-- Work instruction --
Without the pictures, set down every line of the data exactly.

[Source records]
• • • • • • •

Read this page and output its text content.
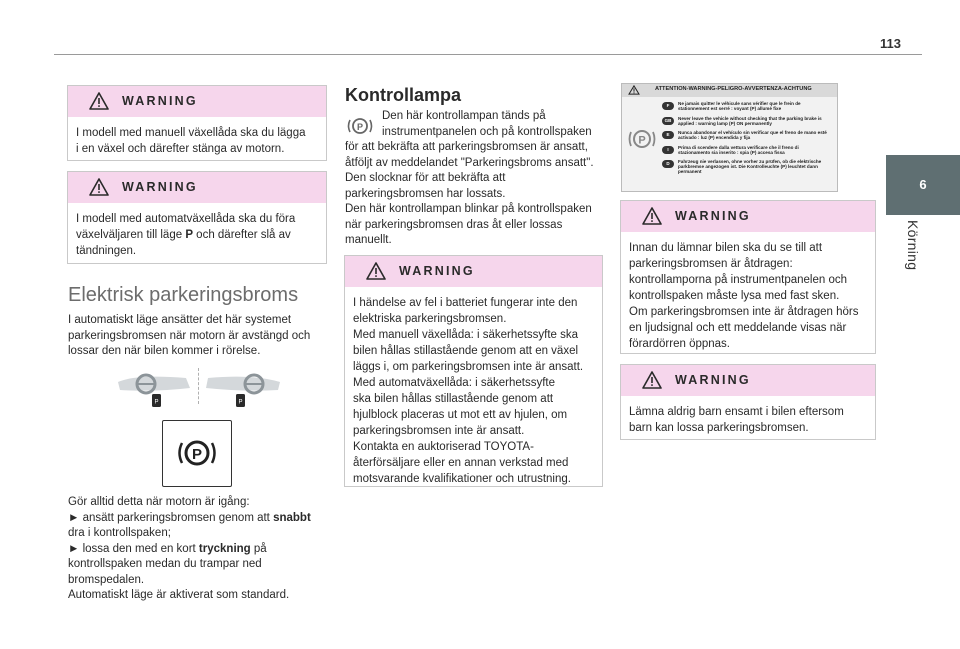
113
6
Körning
WARNING

I modell med manuell växellåda ska du lägga

i en växel och därefter stänga av motorn.

WARNING

I modell med automatväxellåda ska du föra

växelväljaren till läge P och därefter slå av

tändningen.

Elektrisk parkeringsbroms
I automatiskt läge ansätter det här systemet
parkeringsbromsen när motorn är avstängd och
lossar den när bilen kommer i rörelse.
P	P
P
Gör alltid detta när motorn är igång:
► ansätt parkeringsbromsen genom att snabbt
dra i kontrollspaken;
► lossa den med en kort tryckning på
kontrollspaken medan du trampar ned
bromspedalen.
Automatiskt läge är aktiverat som standard.
Kontrollampa
P
Den här kontrollampan tänds på
instrumentpanelen och på kontrollspaken
för att bekräfta att parkeringsbromsen är ansatt,
åtföljt av meddelandet "Parkeringsbroms ansatt".
Den slocknar för att bekräfta att
parkeringsbromsen har lossats.
Den här kontrollampan blinkar på kontrollspaken
när parkeringsbromsen dras åt eller lossas
manuellt.
WARNING

I händelse av fel i batteriet fungerar inte den

elektriska parkeringsbromsen.

Med manuell växellåda: i säkerhetssyfte ska

bilen hållas stillastående genom att en växel

läggs i, om parkeringsbromsen inte är ansatt.

Med automatväxellåda: i säkerhetssyfte

ska bilen hållas stillastående genom att

hjulblock placeras ut mot ett av hjulen, om

parkeringsbromsen inte är ansatt.

Kontakta en auktoriserad TOYOTA-

återförsäljare eller en annan verkstad med

motsvarande kvalifikationer och utrustning.

ATTENTION-WARNING-PELIGRO-AVVERTENZA-ACHTUNG
P
F	Ne jamais quitter le véhicule sans vérifier que le frein de stationnement est serré : voyant (P) allumé fixe
GB	Never leave the vehicle without checking that the parking brake is applied : warning lamp (P) ON permanently
E	Nunca abandonar el vehículo sin verificar que el freno de mano esté activado : luz (P) encendida y fija
I	Prima di scendere dalla vettura verificare che il freno di stazionamento sia inserito : spia (P) accesa fissa
D	Fahrzeug nie verlassen, ohne vorher zu prüfen, ob die elektrische parkbremse angezogen ist. Die Kontrolleuchte (P) leuchtet dann permanent
WARNING

Innan du lämnar bilen ska du se till att

parkeringsbromsen är åtdragen:

kontrollamporna på instrumentpanelen och

kontrollspaken måste lysa med fast sken.

Om parkeringsbromsen inte är åtdragen hörs

en ljudsignal och ett meddelande visas när

förardörren öppnas.

WARNING

Lämna aldrig barn ensamt i bilen eftersom

barn kan lossa parkeringsbromsen.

• • • • • • •

-- Answer space --
Read this page and output its text content.
113
6
Körning
WARNING

I modell med manuell växellåda ska du lägga

i en växel och därefter stänga av motorn.

WARNING

I modell med automatväxellåda ska du föra

växelväljaren till läge P och därefter slå av

tändningen.

Elektrisk parkeringsbroms
I automatiskt läge ansätter det här systemet
parkeringsbromsen när motorn är avstängd och
lossar den när bilen kommer i rörelse.
P	P
P
Gör alltid detta när motorn är igång:
► ansätt parkeringsbromsen genom att snabbt
dra i kontrollspaken;
► lossa den med en kort tryckning på
kontrollspaken medan du trampar ned
bromspedalen.
Automatiskt läge är aktiverat som standard.
Kontrollampa
P
Den här kontrollampan tänds på
instrumentpanelen och på kontrollspaken
för att bekräfta att parkeringsbromsen är ansatt,
åtföljt av meddelandet "Parkeringsbroms ansatt".
Den slocknar för att bekräfta att
parkeringsbromsen har lossats.
Den här kontrollampan blinkar på kontrollspaken
när parkeringsbromsen dras åt eller lossas
manuellt.
WARNING

I händelse av fel i batteriet fungerar inte den

elektriska parkeringsbromsen.

Med manuell växellåda: i säkerhetssyfte ska

bilen hållas stillastående genom att en växel

läggs i, om parkeringsbromsen inte är ansatt.

Med automatväxellåda: i säkerhetssyfte

ska bilen hållas stillastående genom att

hjulblock placeras ut mot ett av hjulen, om

parkeringsbromsen inte är ansatt.

Kontakta en auktoriserad TOYOTA-

återförsäljare eller en annan verkstad med

motsvarande kvalifikationer och utrustning.

ATTENTION-WARNING-PELIGRO-AVVERTENZA-ACHTUNG
P
F	Ne jamais quitter le véhicule sans vérifier que le frein de stationnement est serré : voyant (P) allumé fixe
GB	Never leave the vehicle without checking that the parking brake is applied : warning lamp (P) ON permanently
E	Nunca abandonar el vehículo sin verificar que el freno de mano esté activado : luz (P) encendida y fija
I	Prima di scendere dalla vettura verificare che il freno di stazionamento sia inserito : spia (P) accesa fissa
D	Fahrzeug nie verlassen, ohne vorher zu prüfen, ob die elektrische parkbremse angezogen ist. Die Kontrolleuchte (P) leuchtet dann permanent
WARNING

Innan du lämnar bilen ska du se till att

parkeringsbromsen är åtdragen:

kontrollamporna på instrumentpanelen och

kontrollspaken måste lysa med fast sken.

Om parkeringsbromsen inte är åtdragen hörs

en ljudsignal och ett meddelande visas när

förardörren öppnas.

WARNING

Lämna aldrig barn ensamt i bilen eftersom

barn kan lossa parkeringsbromsen.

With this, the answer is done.